Among the records below, find each line that includes the string "Temperatura" and copy it.
----- Source data -----
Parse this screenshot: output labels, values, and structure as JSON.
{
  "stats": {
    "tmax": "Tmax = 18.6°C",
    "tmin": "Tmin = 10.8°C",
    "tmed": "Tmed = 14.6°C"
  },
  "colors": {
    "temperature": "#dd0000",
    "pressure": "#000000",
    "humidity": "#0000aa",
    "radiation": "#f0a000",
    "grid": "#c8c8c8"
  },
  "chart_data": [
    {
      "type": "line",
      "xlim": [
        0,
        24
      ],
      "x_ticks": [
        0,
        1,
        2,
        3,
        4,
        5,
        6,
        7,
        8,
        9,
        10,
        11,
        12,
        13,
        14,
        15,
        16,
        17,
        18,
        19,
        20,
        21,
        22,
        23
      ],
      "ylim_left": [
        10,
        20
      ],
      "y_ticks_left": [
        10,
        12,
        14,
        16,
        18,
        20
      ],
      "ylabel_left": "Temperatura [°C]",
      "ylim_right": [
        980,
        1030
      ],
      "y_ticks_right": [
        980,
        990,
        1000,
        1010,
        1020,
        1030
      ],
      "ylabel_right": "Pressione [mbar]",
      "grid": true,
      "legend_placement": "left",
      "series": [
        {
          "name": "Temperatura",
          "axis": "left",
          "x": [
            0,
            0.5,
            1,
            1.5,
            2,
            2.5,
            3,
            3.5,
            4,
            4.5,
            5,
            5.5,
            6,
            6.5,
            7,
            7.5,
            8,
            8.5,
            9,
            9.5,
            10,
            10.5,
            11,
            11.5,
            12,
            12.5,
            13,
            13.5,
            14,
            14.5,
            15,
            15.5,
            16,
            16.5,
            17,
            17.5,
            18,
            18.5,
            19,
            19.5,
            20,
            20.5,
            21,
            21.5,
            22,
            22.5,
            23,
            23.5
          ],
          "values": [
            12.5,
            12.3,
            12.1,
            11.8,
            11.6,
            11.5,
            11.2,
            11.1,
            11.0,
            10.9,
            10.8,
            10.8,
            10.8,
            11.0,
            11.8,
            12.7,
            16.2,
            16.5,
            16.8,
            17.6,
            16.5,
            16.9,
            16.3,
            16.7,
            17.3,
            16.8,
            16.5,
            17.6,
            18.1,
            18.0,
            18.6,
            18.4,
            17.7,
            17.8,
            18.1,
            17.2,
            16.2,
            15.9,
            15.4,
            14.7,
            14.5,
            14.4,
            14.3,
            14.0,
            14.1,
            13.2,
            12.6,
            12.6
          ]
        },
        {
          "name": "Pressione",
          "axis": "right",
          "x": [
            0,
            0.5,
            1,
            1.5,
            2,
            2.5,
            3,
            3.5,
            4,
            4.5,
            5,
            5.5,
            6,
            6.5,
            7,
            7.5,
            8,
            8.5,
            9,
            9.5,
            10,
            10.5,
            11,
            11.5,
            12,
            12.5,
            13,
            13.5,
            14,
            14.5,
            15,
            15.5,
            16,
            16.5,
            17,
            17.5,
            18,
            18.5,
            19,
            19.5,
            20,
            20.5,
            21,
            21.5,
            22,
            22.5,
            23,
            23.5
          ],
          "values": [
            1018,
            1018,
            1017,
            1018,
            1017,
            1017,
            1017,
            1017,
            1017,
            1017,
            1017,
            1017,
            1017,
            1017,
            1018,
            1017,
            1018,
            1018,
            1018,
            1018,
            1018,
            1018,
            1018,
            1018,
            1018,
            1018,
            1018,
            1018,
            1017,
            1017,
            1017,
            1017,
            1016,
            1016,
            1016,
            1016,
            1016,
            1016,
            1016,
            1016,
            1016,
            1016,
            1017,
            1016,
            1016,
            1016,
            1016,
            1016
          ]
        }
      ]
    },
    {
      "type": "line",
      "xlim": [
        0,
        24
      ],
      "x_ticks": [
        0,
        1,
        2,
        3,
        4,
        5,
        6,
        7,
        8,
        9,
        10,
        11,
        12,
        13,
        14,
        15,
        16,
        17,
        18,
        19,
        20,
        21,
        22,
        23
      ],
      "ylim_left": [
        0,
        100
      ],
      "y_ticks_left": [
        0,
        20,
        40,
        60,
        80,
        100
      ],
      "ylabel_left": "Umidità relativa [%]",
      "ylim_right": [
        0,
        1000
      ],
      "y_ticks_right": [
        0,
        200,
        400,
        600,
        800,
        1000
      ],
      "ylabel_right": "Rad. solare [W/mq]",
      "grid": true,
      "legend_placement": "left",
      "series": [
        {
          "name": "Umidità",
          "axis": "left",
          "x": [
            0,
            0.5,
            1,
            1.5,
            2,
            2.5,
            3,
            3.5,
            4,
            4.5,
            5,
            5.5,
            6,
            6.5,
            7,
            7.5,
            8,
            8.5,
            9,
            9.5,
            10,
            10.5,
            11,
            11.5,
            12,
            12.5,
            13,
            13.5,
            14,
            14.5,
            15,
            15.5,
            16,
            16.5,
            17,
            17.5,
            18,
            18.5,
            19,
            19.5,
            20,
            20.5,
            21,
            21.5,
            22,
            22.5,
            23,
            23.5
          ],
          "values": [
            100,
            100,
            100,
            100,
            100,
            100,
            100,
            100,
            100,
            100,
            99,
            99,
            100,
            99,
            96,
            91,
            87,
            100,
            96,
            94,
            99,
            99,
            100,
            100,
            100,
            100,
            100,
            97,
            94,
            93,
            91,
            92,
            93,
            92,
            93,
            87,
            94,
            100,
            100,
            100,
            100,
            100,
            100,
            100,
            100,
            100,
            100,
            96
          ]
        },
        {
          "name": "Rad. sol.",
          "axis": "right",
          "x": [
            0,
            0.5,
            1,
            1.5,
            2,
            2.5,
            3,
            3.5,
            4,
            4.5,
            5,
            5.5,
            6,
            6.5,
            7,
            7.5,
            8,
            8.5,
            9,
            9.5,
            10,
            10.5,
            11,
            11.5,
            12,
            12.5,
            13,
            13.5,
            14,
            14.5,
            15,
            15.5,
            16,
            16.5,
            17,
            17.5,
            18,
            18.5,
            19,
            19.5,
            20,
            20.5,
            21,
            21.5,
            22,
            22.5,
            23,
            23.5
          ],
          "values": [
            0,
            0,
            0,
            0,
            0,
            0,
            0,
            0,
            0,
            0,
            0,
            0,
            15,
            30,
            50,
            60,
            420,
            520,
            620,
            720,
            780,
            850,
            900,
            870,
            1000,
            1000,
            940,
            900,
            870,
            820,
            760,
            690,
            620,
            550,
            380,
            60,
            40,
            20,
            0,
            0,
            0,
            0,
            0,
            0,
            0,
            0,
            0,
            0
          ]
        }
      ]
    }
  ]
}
-----
### The response:
      "ylabel_left": "Temperatura [°C]",
          "name": "Temperatura",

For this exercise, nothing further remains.